↓

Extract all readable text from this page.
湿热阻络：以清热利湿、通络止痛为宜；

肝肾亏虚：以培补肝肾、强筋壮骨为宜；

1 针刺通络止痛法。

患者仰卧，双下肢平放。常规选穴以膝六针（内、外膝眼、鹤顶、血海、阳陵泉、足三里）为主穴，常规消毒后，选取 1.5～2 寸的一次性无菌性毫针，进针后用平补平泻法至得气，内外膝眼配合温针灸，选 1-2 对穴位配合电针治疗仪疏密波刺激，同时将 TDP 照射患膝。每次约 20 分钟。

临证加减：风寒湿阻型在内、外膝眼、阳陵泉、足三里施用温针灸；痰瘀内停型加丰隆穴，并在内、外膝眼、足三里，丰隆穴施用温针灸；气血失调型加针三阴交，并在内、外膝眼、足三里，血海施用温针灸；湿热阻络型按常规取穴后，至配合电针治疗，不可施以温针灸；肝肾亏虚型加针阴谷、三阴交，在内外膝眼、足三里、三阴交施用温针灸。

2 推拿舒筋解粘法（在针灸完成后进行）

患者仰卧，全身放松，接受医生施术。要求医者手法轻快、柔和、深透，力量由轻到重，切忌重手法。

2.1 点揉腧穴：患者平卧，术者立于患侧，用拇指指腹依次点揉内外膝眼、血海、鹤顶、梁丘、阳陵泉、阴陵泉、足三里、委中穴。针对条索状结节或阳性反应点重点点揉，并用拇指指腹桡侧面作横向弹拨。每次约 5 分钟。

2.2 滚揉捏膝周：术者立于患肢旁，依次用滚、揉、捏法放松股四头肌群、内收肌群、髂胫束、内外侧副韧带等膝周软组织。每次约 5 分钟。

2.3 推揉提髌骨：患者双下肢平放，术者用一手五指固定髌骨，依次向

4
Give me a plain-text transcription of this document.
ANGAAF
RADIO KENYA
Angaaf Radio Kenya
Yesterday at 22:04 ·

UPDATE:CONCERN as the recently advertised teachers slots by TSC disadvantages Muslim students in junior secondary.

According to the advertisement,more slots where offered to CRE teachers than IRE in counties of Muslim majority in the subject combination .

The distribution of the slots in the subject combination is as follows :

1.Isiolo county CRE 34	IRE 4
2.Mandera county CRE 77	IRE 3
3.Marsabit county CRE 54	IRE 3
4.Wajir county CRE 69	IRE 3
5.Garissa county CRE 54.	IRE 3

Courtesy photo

↑

▶ **Stated exercise**
Pick out every line above that contains the word "combination" and copy it.

▶ **Complete response**
According to the advertisement,more slots where offered to CRE teachers than IRE in counties of Muslim majority in the subject combination .
The distribution of the slots in the subject combination is as follows :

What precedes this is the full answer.